Aim ▸ Copy, from the entries below, each line where the word "Drawdown" can be found.

Records from a data source
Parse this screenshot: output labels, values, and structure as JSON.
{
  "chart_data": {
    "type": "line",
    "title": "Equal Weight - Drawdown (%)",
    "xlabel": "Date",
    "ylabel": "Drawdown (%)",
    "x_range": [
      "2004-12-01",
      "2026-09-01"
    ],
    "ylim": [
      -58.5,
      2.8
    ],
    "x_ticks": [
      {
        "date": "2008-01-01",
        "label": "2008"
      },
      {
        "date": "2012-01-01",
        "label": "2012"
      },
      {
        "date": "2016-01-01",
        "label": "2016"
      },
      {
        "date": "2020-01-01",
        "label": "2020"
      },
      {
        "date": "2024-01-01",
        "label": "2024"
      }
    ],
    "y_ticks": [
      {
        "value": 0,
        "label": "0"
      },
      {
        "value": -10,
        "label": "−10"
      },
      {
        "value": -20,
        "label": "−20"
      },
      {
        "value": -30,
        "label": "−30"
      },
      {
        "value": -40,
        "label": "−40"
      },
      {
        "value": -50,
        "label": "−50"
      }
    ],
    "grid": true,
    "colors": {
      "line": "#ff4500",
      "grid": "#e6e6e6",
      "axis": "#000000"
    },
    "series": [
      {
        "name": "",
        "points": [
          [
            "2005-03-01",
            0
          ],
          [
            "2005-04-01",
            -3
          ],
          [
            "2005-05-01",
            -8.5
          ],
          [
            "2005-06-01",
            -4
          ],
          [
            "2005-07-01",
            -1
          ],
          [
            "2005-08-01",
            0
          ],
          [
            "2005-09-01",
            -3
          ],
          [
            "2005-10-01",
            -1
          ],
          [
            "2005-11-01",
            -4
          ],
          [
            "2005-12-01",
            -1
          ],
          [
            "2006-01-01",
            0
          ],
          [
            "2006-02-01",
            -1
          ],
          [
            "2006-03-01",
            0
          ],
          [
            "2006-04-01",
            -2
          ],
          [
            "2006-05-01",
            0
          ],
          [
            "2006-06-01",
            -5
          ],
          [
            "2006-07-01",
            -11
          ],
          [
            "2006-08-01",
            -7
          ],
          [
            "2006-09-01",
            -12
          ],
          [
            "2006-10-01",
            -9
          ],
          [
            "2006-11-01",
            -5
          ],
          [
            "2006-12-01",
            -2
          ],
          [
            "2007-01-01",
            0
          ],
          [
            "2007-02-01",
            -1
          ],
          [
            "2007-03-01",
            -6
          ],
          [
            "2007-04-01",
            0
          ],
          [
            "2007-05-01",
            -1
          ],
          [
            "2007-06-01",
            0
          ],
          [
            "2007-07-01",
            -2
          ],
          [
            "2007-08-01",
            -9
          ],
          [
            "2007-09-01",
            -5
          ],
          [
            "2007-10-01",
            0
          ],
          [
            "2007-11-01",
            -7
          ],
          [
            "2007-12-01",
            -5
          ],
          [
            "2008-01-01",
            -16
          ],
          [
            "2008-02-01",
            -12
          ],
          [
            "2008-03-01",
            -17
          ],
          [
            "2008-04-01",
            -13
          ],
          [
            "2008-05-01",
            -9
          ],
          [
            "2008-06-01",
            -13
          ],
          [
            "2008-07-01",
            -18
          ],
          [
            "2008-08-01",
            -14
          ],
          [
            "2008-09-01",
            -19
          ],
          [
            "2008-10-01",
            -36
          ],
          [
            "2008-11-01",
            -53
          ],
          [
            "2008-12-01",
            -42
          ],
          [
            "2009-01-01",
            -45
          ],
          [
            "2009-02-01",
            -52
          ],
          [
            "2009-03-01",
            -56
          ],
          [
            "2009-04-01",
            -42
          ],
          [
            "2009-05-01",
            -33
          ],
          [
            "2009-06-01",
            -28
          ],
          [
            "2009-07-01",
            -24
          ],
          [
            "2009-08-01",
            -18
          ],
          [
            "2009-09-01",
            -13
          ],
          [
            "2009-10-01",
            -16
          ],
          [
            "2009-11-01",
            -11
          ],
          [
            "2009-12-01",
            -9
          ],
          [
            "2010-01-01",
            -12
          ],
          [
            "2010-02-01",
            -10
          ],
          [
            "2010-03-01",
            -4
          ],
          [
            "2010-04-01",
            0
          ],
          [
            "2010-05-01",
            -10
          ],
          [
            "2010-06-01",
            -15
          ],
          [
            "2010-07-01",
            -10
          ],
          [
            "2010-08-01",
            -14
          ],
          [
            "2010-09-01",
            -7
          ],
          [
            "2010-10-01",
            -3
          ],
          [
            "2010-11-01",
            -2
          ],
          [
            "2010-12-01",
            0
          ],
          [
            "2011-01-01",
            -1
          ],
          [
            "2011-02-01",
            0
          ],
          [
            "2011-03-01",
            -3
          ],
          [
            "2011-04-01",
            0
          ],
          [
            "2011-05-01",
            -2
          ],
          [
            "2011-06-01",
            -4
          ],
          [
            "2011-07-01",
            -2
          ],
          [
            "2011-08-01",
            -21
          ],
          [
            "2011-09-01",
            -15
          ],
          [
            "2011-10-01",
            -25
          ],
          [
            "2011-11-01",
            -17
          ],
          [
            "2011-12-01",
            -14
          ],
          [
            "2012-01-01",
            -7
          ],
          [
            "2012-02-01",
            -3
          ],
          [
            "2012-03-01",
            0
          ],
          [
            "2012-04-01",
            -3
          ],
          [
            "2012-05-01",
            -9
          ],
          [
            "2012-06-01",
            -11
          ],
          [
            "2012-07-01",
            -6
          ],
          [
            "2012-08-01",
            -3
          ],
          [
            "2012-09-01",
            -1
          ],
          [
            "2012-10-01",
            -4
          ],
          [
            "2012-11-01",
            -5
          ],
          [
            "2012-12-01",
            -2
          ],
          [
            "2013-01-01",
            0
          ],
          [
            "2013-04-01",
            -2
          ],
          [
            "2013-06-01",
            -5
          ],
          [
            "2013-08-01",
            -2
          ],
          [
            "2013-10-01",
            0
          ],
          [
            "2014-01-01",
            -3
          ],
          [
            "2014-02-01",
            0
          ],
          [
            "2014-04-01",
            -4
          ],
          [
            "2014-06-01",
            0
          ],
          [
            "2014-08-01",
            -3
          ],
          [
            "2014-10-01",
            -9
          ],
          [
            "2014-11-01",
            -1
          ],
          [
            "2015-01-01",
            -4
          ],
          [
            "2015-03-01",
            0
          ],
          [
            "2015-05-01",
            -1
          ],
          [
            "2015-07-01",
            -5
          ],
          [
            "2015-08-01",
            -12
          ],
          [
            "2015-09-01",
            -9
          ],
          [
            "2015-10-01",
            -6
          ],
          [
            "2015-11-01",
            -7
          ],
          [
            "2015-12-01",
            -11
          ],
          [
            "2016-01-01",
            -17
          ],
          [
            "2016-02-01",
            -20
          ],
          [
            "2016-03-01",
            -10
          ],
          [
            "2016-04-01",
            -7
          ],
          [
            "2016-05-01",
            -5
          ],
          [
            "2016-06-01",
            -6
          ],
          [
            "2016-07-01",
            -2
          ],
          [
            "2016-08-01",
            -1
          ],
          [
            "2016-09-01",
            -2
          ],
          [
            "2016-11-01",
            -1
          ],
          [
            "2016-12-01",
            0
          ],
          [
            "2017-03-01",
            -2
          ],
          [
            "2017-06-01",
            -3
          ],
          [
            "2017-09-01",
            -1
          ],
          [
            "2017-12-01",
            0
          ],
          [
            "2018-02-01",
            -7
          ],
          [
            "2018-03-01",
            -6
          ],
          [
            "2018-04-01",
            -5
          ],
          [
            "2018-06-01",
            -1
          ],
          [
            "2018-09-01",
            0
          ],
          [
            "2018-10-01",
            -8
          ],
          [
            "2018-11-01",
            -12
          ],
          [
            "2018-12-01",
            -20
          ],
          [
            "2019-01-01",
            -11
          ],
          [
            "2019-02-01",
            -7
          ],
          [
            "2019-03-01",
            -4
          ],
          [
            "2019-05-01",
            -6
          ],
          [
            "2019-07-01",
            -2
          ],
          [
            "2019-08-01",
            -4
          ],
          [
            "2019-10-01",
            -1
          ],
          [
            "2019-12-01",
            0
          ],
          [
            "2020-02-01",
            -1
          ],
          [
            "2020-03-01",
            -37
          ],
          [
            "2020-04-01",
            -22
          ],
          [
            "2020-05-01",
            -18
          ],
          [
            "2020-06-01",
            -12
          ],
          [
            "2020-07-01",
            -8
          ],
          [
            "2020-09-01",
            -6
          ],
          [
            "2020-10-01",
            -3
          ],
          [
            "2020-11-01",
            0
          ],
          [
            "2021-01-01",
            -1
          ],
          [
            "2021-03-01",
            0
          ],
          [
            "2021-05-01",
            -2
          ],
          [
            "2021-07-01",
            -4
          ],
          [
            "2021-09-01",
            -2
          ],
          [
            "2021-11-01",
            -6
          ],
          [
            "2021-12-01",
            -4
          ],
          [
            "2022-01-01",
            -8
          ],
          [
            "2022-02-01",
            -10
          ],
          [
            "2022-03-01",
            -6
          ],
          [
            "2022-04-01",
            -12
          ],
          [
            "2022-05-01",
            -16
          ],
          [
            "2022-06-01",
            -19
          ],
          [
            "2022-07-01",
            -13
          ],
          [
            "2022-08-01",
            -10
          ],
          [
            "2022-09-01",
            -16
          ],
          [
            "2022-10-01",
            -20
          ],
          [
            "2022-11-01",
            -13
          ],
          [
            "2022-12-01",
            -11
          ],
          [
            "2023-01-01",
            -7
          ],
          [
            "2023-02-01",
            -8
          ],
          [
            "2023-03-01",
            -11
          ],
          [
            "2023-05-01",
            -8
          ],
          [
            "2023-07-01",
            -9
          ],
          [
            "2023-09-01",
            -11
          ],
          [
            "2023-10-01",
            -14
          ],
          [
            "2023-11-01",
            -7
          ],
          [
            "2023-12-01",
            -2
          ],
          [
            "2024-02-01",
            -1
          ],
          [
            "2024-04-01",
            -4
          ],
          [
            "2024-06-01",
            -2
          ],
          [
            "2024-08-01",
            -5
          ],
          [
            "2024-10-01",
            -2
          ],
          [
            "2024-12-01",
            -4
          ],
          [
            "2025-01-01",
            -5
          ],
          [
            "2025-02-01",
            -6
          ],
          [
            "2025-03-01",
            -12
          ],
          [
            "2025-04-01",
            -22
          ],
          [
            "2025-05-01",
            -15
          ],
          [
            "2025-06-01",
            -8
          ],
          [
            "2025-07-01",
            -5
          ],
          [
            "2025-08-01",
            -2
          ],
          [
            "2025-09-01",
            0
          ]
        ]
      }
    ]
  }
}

Exercise output ▸
    "title": "Equal Weight - Drawdown (%)",
    "ylabel": "Drawdown (%)",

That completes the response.